YOUR INSTRUCTIONS:
Find the lines below that contain the word "disparity" and count them. Only the number should be given.

DATA SUPPLIED:
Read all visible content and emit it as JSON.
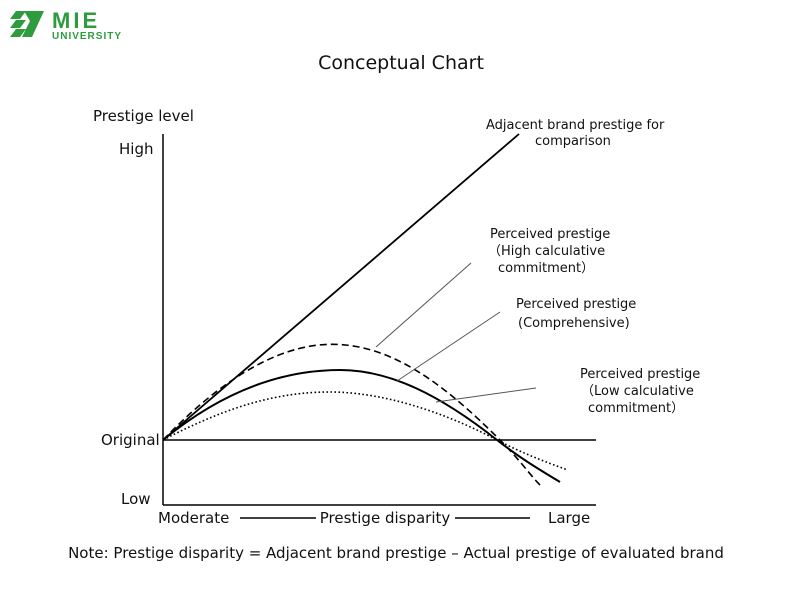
{
  "logo": {
    "line1": "MIE",
    "line2": "UNIVERSITY",
    "color": "#2e9b3e"
  },
  "title": "Conceptual Chart",
  "y_axis": {
    "title": "Prestige level",
    "high": "High",
    "original": "Original",
    "low": "Low"
  },
  "x_axis": {
    "left": "Moderate",
    "center": "Prestige disparity",
    "right": "Large"
  },
  "callouts": {
    "adjacent": {
      "line1": "Adjacent brand prestige for",
      "line2": "comparison"
    },
    "high_calc": {
      "line1": "Perceived prestige",
      "line2": "（High calculative",
      "line3": "commitment）"
    },
    "comprehensive": {
      "line1": "Perceived prestige",
      "line2": "(Comprehensive)"
    },
    "low_calc": {
      "line1": "Perceived prestige",
      "line2": "（Low calculative",
      "line3": "commitment）"
    }
  },
  "note": "Note: Prestige disparity = Adjacent brand prestige – Actual prestige of evaluated brand"
}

RESPONSE TO THE EXERCISE:
2